> **PROBLEM**:
Transcribe each line of the material as it is, and drop any picture.

(Stored dataset items)
#####
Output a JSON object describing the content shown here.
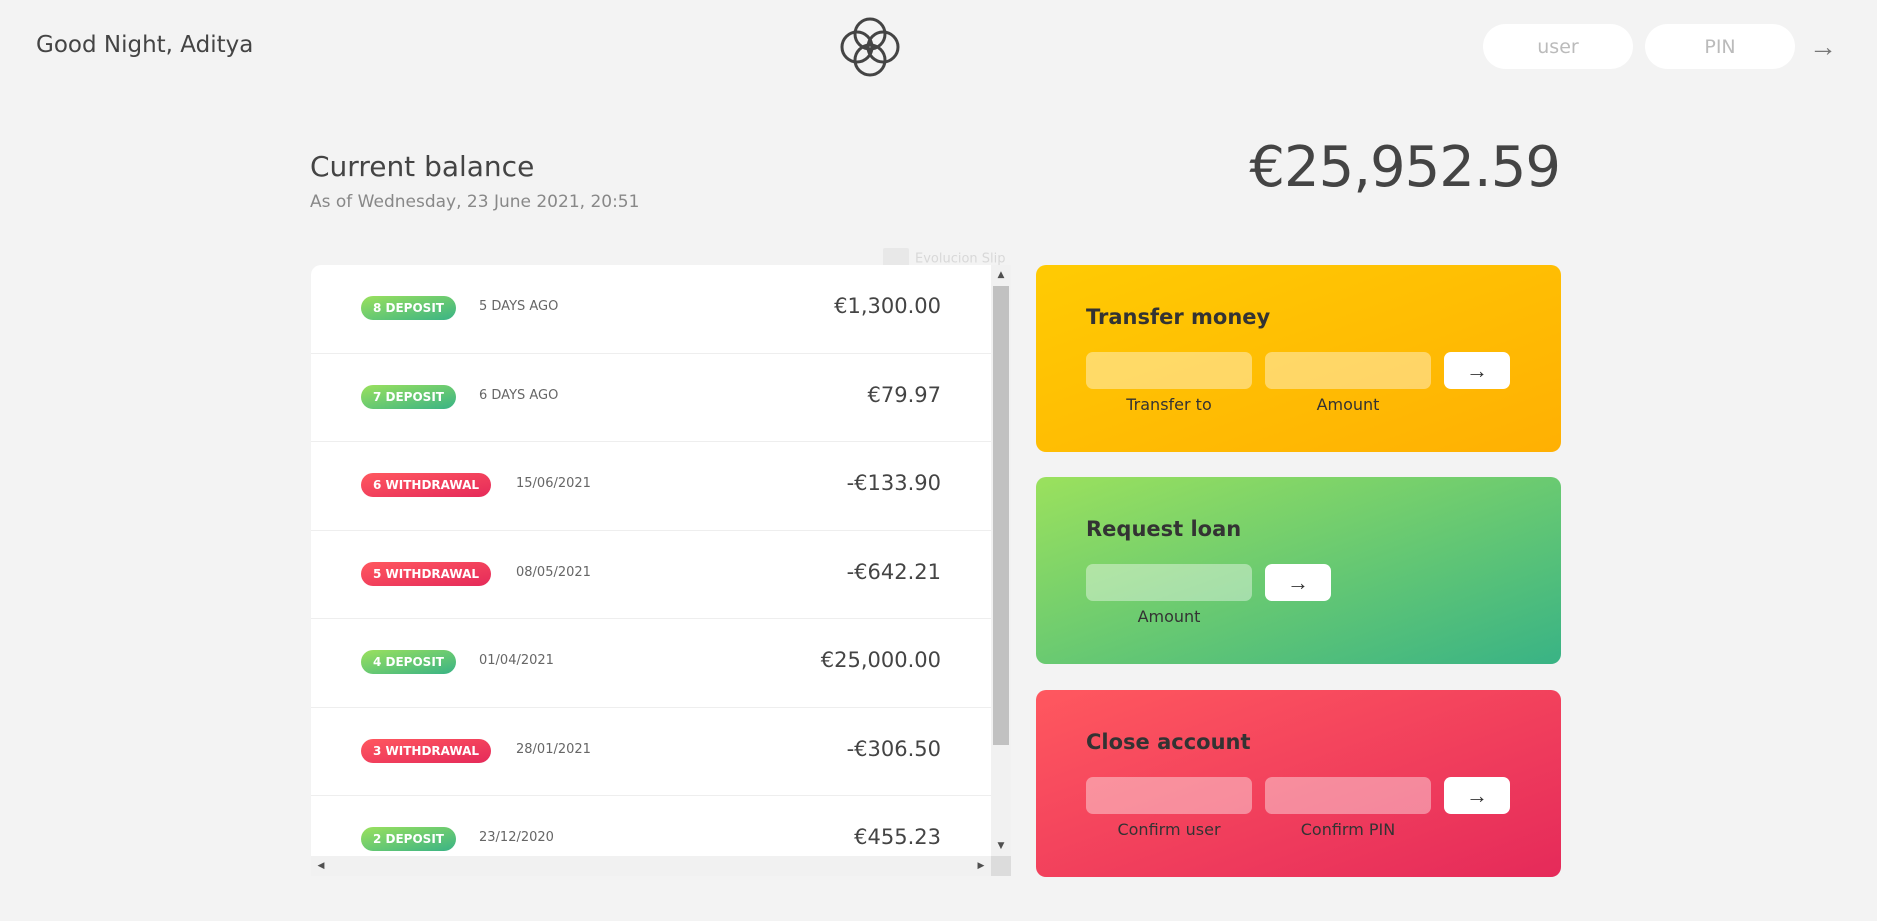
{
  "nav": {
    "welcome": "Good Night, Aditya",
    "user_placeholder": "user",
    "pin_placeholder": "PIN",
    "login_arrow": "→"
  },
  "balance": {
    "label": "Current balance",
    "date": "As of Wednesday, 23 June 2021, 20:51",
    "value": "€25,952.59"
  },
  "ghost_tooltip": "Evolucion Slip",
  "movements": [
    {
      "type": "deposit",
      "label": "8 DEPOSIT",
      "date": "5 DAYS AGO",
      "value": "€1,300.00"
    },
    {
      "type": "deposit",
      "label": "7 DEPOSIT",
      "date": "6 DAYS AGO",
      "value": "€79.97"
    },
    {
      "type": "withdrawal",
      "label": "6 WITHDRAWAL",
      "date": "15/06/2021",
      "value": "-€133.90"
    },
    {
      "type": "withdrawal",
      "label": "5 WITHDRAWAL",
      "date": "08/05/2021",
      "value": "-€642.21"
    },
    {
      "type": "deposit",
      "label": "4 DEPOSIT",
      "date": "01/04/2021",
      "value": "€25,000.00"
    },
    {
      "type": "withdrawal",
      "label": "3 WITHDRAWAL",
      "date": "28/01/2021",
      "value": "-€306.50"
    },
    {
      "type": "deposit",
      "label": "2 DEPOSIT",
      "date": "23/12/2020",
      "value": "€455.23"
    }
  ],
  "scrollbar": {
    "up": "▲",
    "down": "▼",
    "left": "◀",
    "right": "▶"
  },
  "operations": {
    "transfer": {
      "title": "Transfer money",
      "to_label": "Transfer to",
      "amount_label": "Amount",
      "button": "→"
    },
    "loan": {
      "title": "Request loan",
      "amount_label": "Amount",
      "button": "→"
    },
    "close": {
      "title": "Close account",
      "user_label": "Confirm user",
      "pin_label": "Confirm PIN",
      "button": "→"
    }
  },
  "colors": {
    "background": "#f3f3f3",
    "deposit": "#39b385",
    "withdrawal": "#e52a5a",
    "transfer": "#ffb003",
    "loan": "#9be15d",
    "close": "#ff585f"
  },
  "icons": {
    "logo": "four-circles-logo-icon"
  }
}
#####
> **SOLUTION FOR THIS EXERCISE**:
Output a JSON object describing the content shown here.
{
  "nav": {
    "welcome": "Good Night, Aditya",
    "user_placeholder": "user",
    "pin_placeholder": "PIN",
    "login_arrow": "→"
  },
  "balance": {
    "label": "Current balance",
    "date": "As of Wednesday, 23 June 2021, 20:51",
    "value": "€25,952.59"
  },
  "ghost_tooltip": "Evolucion Slip",
  "movements": [
    {
      "type": "deposit",
      "label": "8 DEPOSIT",
      "date": "5 DAYS AGO",
      "value": "€1,300.00"
    },
    {
      "type": "deposit",
      "label": "7 DEPOSIT",
      "date": "6 DAYS AGO",
      "value": "€79.97"
    },
    {
      "type": "withdrawal",
      "label": "6 WITHDRAWAL",
      "date": "15/06/2021",
      "value": "-€133.90"
    },
    {
      "type": "withdrawal",
      "label": "5 WITHDRAWAL",
      "date": "08/05/2021",
      "value": "-€642.21"
    },
    {
      "type": "deposit",
      "label": "4 DEPOSIT",
      "date": "01/04/2021",
      "value": "€25,000.00"
    },
    {
      "type": "withdrawal",
      "label": "3 WITHDRAWAL",
      "date": "28/01/2021",
      "value": "-€306.50"
    },
    {
      "type": "deposit",
      "label": "2 DEPOSIT",
      "date": "23/12/2020",
      "value": "€455.23"
    }
  ],
  "scrollbar": {
    "up": "▲",
    "down": "▼",
    "left": "◀",
    "right": "▶"
  },
  "operations": {
    "transfer": {
      "title": "Transfer money",
      "to_label": "Transfer to",
      "amount_label": "Amount",
      "button": "→"
    },
    "loan": {
      "title": "Request loan",
      "amount_label": "Amount",
      "button": "→"
    },
    "close": {
      "title": "Close account",
      "user_label": "Confirm user",
      "pin_label": "Confirm PIN",
      "button": "→"
    }
  },
  "colors": {
    "background": "#f3f3f3",
    "deposit": "#39b385",
    "withdrawal": "#e52a5a",
    "transfer": "#ffb003",
    "loan": "#9be15d",
    "close": "#ff585f"
  },
  "icons": {
    "logo": "four-circles-logo-icon"
  }
}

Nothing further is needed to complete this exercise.